■ WRITTEN TASK 1: Print the rows below word for word, starting at the line that contains "document-preview-meta: Jun 17, 2024" and ending at the line that contains "clock-time: 08:48 bbox=[938, 758, 967, 770]", with both of those lines included.

■ PAGE EXCERPT:
........

Zenodup

This application was developed to upload the abstracts of the DHd-Conferences to Zenodo. It is integrated in a workflow in order to collect, structure and publish the abstracts and the associated metadata. The use case for the application is on the one hand to create a valid bundle structure and on the other hand to interact with the Zenodo API.

Overview

legacy/: Legacy python scripts which are not integrated in generic workflow
resources/: png resources for README.md
zenodup/: Zenodup application source code
- bundles/: Python package to handle creation of bundle structure
- INPUT/: Default input directory
- OUTPUT/: Default output directory
- support/: Default support directory

Requirements/Installation

Python 3.9 is required to run this application. Download Zenodup repository. If package manager pip is installed, navigate to project folder and run:

pip install -r requirements.txt

Usage

Two different tasks can be executed by running the application's main script zenodup/zenodup.py:

Creating a bundle strucutre for conference's data
Interacting with Zenodo's REST API:
- Upload abstracts
- Publish drafts
- Delete drafts
- Update local metadata files
- Get zenodo metadata of conferences for annual packages

It is also possible to run all actions on the Zenodo Sandbox for testing purposes.

Overview of workflow

Configurations

In zenodup/config.yml the working directories such as desired input or output directory for the conferences' bundle structures are set.

input_base: Input directory for conference in order to create bundle structure. (Default: zenodup/INPUT/)
output_base: Output directory for bundle structure. Bundle structure needs to be in output_base directory for Zenodo API interaction. (Default: zenodup/OUTPUT/)
depositions_dir: Directory to save and load deposition files of conferences (Default: zenodup/support/depositions/)
logging_dir: Directory to save logging files (Default: zenodup/support/logging/)
assignments_dir: Directory for csv files to check final assignments of bundle creation (Default:zenodup/support/assignments/)
packages_dir: Directory for csv files containing Zenodo metadata of all published abstracts (Default:zenodup/support/package/)
update_dir: Directoy for updated metadata files (not part of regular workflow)(Default: zenodup/support/updated_metadata/)

Create Bundles for Upload

Change current working directory to /zenodup/zenodup/. In order to interact with Zenodo's REST API via this application, the conferences have to be restructured in a certain bundle structure. Run script zenodup.py with argument bundle for assigning conference papers to bundles based on metadata file. Put folder with conference files in configured input directory (Default:/support/INPUT/). The conference folder is expected in the following structure:

  CONFERENCE
    ├── metadata.xml                   # Metadata file for conference containing all relevant information of the conference's publications
    ├── xml                            # Folder to xml files of the conference's pubclications
    │   ├── abstract1.xml                    
    │   └── ...                       
    └── pdf                            # Folder to pdf files of the conference's publications (optional)
        ├── abstract1.pdf                   
        └── ...

Remark: You can find an example dataset of a conference under /INPUT/example/.

........

■ INPUT DATA:
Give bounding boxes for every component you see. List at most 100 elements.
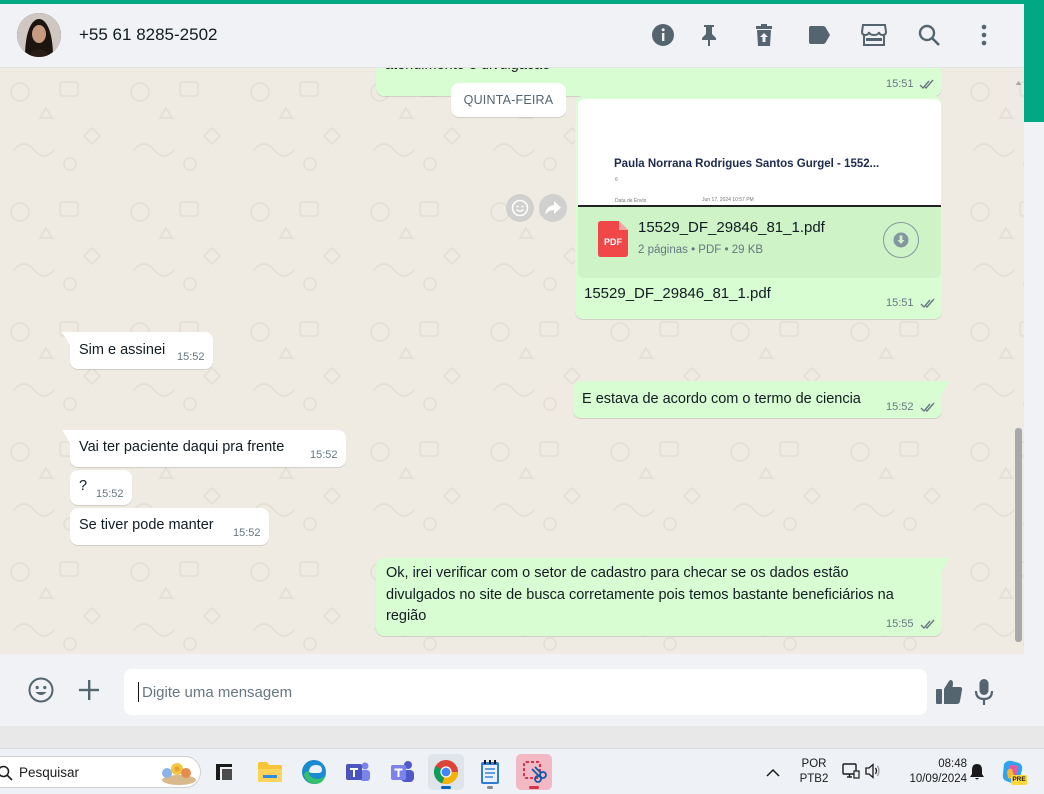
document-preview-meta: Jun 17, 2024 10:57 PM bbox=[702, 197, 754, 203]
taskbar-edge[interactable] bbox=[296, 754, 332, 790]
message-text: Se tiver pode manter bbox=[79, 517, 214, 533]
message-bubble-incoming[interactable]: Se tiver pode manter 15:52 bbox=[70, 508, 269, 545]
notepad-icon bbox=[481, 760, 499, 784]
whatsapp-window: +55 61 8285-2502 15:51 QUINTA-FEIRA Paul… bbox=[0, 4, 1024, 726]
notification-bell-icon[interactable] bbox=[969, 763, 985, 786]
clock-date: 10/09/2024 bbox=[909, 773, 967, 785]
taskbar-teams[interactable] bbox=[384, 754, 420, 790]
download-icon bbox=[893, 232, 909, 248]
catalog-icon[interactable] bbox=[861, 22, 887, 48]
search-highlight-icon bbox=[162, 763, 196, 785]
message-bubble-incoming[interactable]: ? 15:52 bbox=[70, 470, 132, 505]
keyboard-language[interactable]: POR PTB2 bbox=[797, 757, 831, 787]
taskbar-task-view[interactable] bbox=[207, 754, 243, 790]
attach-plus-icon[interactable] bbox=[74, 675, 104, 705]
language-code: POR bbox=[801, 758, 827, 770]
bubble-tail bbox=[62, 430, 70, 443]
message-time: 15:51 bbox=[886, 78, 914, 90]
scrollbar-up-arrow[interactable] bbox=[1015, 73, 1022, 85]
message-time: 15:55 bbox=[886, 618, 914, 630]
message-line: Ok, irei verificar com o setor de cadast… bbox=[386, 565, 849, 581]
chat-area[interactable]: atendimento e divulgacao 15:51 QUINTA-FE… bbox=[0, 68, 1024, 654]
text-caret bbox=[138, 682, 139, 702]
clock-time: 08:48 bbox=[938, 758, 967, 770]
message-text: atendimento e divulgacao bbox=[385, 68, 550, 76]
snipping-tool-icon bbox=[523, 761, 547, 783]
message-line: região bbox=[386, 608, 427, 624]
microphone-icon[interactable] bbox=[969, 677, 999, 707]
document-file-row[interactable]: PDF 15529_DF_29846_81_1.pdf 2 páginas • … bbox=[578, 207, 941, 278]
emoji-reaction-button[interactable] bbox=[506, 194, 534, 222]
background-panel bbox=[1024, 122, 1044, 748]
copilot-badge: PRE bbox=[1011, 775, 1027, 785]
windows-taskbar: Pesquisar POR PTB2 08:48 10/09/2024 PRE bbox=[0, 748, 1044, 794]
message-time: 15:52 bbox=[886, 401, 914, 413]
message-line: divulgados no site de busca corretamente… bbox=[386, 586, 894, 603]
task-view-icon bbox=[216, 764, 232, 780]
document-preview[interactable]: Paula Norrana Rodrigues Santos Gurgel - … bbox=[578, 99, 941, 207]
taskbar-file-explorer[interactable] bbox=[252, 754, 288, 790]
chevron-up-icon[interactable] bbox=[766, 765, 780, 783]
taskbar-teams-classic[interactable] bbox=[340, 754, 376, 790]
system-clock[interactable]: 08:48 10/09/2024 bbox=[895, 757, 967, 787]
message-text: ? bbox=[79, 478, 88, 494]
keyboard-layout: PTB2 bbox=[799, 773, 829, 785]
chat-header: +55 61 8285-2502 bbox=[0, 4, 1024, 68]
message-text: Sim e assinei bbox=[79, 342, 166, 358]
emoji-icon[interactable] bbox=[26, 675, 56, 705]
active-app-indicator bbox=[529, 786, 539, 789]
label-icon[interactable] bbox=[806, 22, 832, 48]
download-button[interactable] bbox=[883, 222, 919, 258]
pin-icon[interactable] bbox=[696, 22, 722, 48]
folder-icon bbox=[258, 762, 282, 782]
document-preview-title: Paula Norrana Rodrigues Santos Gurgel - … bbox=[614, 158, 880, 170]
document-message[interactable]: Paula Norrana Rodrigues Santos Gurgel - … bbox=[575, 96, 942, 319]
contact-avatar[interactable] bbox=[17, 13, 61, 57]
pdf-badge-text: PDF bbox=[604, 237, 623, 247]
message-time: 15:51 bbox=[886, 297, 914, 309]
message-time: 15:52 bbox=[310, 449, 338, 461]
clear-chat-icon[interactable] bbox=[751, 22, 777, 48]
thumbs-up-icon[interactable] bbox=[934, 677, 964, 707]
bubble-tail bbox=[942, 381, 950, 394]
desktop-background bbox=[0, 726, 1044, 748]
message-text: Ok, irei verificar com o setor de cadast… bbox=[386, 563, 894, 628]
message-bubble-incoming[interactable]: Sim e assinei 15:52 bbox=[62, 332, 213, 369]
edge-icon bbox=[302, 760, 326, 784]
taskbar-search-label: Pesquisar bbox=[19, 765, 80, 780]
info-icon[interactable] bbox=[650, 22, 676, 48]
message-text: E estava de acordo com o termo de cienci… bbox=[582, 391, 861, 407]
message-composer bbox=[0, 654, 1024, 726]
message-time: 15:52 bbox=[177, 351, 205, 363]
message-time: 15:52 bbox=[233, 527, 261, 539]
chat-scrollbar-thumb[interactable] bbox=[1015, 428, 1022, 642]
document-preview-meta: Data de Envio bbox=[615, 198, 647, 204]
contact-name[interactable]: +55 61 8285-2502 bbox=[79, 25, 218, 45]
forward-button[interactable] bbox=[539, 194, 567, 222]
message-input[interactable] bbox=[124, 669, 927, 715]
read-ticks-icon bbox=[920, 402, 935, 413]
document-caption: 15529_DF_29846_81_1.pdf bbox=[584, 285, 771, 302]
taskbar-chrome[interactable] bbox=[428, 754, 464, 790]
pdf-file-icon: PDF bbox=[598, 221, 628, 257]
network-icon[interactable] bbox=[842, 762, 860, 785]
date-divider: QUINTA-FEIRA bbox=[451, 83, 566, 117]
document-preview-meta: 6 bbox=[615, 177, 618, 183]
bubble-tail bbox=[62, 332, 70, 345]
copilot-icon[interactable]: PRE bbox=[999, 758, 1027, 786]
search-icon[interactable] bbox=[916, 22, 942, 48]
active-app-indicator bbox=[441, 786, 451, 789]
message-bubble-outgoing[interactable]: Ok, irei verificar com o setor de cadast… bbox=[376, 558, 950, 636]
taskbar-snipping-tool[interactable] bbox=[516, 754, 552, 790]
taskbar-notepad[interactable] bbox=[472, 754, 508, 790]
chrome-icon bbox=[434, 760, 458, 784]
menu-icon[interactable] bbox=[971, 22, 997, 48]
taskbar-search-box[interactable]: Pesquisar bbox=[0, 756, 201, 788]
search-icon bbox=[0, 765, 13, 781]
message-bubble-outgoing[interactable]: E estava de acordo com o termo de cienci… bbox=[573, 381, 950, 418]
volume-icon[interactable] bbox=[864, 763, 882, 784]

........

■ WRITTEN TASK 2: Reproduce the Zenodup page starting at "It is also possible" and ending at "structures are set.", swapping "Sandbox" for "Playground".

■ TASK RESPONSE 1:
document-preview-meta: Jun 17, 2024 10:57 PM bbox=[702, 197, 754, 203]
taskbar-edge[interactable] bbox=[296, 754, 332, 790]
message-text: Se tiver pode manter bbox=[79, 517, 214, 533]
message-bubble-incoming[interactable]: Se tiver pode manter 15:52 bbox=[70, 508, 269, 545]
notepad-icon bbox=[481, 760, 499, 784]
whatsapp-window: +55 61 8285-2502 15:51 QUINTA-FEIRA Paul… bbox=[0, 4, 1024, 726]
notification-bell-icon[interactable] bbox=[969, 763, 985, 786]
clock-date: 10/09/2024 bbox=[909, 773, 967, 785]
taskbar-teams[interactable] bbox=[384, 754, 420, 790]
download-icon bbox=[893, 232, 909, 248]
catalog-icon[interactable] bbox=[861, 22, 887, 48]
search-highlight-icon bbox=[162, 763, 196, 785]
message-bubble-incoming[interactable]: ? 15:52 bbox=[70, 470, 132, 505]
keyboard-language[interactable]: POR PTB2 bbox=[797, 757, 831, 787]
taskbar-task-view[interactable] bbox=[207, 754, 243, 790]
attach-plus-icon[interactable] bbox=[74, 675, 104, 705]
language-code: POR bbox=[801, 758, 827, 770]
bubble-tail bbox=[62, 430, 70, 443]
message-time: 15:51 bbox=[886, 78, 914, 90]
scrollbar-up-arrow[interactable] bbox=[1015, 73, 1022, 85]
message-time: 15:55 bbox=[886, 618, 914, 630]
message-line: Ok, irei verificar com o setor de cadast… bbox=[386, 565, 849, 581]
chat-area[interactable]: atendimento e divulgacao 15:51 QUINTA-FE… bbox=[0, 68, 1024, 654]
text-caret bbox=[138, 682, 139, 702]
clock-time: 08:48 bbox=[938, 758, 967, 770]

■ TASK RESPONSE 2:
It is also possible to run all actions on the Zenodo Playground for testing purposes.

Overview of workflow

Configurations

In zenodup/config.yml the working directories such as desired input or output directory for the conferences' bundle structures are set.